▸ Énoncé
Mettez sous forme de liste numérotée le passage allant du début des enregistrements jusqu'à la ligne contenant "The raised portion 412f is at (405, 142).", celle-ci comprise. Omettez les lignes vides.

▸ Enregistrements sources
%%

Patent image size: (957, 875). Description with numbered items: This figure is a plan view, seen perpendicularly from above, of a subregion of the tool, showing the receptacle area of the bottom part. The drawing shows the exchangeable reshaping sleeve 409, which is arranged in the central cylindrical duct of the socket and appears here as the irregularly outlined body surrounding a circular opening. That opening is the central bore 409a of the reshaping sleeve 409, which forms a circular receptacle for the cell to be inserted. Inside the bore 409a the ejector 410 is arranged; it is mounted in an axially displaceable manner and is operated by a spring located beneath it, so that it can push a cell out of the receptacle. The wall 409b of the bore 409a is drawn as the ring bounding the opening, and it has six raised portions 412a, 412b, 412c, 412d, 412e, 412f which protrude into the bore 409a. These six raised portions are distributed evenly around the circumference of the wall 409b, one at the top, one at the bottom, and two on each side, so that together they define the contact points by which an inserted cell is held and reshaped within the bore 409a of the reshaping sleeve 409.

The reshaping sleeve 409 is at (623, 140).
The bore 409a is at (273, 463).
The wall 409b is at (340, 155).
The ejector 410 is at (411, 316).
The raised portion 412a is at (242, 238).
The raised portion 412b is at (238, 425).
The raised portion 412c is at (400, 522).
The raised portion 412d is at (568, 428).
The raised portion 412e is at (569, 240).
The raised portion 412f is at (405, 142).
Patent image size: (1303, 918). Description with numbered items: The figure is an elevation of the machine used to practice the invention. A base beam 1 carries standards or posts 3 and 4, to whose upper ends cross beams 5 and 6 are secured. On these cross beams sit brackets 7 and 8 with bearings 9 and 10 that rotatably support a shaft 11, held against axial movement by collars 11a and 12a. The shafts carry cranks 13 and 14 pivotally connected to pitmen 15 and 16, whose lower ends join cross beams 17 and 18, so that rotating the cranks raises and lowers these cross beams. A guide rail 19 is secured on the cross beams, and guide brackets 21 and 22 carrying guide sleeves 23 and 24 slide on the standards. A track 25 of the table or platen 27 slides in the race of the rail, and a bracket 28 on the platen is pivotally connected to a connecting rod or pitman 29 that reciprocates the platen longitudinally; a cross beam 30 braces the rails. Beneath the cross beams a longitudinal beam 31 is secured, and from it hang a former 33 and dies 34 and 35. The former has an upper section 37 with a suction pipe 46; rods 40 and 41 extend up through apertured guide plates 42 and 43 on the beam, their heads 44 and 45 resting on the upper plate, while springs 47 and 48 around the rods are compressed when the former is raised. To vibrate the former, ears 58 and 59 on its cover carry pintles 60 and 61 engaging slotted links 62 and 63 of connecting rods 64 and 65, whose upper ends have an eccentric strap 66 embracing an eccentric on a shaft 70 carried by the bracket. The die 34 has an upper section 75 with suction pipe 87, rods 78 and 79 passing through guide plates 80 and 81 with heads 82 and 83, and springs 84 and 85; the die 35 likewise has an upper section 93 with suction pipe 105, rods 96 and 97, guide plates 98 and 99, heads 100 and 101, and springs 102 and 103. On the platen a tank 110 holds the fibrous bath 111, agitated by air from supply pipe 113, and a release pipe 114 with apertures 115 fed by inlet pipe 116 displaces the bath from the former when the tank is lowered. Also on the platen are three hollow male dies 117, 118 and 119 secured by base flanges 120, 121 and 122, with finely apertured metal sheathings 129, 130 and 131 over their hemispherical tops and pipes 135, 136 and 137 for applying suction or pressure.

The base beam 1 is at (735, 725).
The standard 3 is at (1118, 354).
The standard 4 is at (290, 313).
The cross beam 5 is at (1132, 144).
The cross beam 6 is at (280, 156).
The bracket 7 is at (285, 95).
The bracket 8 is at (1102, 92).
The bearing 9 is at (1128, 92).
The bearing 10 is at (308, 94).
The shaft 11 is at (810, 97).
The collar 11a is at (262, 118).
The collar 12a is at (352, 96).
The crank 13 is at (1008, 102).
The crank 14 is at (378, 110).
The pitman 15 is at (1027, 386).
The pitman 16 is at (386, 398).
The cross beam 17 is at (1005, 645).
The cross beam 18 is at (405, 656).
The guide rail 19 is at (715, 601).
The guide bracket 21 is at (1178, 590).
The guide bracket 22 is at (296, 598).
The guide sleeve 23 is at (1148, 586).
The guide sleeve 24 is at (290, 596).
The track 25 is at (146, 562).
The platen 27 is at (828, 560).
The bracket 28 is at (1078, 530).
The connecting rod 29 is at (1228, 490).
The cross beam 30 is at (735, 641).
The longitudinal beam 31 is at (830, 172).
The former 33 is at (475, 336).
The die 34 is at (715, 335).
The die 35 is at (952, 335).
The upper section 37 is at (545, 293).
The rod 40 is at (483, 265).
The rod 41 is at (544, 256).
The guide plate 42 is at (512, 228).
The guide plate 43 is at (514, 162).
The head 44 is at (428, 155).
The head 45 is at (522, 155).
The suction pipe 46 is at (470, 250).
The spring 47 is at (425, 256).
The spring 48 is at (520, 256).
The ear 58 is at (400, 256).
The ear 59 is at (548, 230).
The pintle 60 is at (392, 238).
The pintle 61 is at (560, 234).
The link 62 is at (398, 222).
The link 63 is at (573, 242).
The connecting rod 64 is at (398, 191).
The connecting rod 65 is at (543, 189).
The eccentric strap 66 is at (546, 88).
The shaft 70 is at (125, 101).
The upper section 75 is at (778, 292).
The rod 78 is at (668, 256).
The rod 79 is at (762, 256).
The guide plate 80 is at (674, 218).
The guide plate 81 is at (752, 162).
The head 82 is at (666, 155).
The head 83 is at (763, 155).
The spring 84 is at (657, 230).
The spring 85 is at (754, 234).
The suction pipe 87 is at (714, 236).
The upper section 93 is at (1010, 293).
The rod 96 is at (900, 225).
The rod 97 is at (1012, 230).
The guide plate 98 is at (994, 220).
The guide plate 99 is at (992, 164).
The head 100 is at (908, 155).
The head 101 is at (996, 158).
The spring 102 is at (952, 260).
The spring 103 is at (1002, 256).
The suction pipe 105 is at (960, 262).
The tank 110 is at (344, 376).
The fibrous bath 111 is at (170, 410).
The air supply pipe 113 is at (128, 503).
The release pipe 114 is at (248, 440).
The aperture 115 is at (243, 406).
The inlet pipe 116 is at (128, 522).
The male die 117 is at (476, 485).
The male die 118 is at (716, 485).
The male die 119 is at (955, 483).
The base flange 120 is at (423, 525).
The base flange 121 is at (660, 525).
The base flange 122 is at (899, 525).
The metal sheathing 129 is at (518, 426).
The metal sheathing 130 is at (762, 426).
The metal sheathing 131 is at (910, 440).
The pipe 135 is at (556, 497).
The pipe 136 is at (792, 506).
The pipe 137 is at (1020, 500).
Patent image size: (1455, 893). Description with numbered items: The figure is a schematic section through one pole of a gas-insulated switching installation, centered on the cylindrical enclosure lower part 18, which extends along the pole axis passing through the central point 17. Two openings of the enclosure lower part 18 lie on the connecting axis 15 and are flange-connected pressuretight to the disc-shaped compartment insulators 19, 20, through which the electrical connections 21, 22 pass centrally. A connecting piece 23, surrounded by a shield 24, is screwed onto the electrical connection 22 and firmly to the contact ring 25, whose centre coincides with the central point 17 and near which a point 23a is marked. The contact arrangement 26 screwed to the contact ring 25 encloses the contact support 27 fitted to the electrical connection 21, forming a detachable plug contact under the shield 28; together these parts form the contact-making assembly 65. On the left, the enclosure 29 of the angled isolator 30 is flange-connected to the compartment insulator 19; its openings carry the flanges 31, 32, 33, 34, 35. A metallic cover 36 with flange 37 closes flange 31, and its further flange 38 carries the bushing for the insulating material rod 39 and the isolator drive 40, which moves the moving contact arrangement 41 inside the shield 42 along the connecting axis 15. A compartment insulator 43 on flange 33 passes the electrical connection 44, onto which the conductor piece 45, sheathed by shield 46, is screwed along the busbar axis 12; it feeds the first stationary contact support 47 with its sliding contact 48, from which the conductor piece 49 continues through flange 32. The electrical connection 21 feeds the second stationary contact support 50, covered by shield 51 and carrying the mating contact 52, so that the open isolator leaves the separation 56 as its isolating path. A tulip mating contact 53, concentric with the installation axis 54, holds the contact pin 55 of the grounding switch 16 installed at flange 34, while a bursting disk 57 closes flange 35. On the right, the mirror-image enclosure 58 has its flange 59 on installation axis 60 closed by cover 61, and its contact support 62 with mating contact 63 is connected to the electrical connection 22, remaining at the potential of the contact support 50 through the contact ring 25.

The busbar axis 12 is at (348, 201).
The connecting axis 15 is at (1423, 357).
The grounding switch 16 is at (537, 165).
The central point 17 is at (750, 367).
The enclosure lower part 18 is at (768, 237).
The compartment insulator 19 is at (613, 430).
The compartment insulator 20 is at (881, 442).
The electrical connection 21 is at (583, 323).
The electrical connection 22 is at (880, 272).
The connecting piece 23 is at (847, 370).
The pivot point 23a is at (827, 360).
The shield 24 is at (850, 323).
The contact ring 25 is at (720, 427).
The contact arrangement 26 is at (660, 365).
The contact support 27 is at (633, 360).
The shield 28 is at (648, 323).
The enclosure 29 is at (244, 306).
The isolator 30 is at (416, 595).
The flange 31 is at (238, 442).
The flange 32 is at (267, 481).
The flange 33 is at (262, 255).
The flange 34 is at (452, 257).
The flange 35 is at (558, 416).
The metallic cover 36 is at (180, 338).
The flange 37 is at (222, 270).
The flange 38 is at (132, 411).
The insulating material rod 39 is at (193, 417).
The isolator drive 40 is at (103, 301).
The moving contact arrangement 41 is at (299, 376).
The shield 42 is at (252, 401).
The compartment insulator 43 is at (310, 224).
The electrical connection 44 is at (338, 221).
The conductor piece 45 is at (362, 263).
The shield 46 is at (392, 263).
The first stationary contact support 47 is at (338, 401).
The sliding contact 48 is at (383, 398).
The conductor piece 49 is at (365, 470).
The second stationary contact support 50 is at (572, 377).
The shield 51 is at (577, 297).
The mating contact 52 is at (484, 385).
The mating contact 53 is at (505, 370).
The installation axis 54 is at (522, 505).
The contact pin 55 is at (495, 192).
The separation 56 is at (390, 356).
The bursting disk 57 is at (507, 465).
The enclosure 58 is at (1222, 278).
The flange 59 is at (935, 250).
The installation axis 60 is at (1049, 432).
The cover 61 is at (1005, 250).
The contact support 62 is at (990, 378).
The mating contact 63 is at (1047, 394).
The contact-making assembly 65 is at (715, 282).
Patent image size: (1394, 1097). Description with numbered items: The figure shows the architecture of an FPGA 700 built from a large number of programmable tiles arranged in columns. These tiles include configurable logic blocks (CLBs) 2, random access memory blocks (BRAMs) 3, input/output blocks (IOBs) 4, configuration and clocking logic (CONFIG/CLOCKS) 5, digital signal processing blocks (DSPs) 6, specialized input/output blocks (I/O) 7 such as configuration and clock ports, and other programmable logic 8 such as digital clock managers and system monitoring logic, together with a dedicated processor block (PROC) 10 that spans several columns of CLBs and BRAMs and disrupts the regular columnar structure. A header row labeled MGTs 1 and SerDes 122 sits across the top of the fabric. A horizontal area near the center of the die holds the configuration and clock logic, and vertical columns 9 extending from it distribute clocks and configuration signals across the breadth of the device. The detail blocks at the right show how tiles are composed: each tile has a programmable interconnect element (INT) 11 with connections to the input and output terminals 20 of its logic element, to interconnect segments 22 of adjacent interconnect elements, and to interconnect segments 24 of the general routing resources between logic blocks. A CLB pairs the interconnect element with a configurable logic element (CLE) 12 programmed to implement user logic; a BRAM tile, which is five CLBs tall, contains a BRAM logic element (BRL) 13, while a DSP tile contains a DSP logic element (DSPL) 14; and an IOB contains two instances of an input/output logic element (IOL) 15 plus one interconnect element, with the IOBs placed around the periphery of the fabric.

%%

▸ Réponse attendue
1. Patent image size: (957, 875). Description with numbered items: This figure is a plan view, seen perpendicularly from above, of a subregion of the tool, showing the receptacle area of the bottom part. The drawing shows the exchangeable reshaping sleeve 409, which is arranged in the central cylindrical duct of the socket and appears here as the irregularly outlined body surrounding a circular opening. That opening is the central bore 409a of the reshaping sleeve 409, which forms a circular receptacle for the cell to be inserted. Inside the bore 409a the ejector 410 is arranged; it is mounted in an axially displaceable manner and is operated by a spring located beneath it, so that it can push a cell out of the receptacle. The wall 409b of the bore 409a is drawn as the ring bounding the opening, and it has six raised portions 412a, 412b, 412c, 412d, 412e, 412f which protrude into the bore 409a. These six raised portions are distributed evenly around the circumference of the wall 409b, one at the top, one at the bottom, and two on each side, so that together they define the contact points by which an inserted cell is held and reshaped within the bore 409a of the reshaping sleeve 409.
2. The reshaping sleeve 409 is at (623, 140).
3. The bore 409a is at (273, 463).
4. The wall 409b is at (340, 155).
5. The ejector 410 is at (411, 316).
6. The raised portion 412a is at (242, 238).
7. The raised portion 412b is at (238, 425).
8. The raised portion 412c is at (400, 522).
9. The raised portion 412d is at (568, 428).
10. The raised portion 412e is at (569, 240).
11. The raised portion 412f is at (405, 142).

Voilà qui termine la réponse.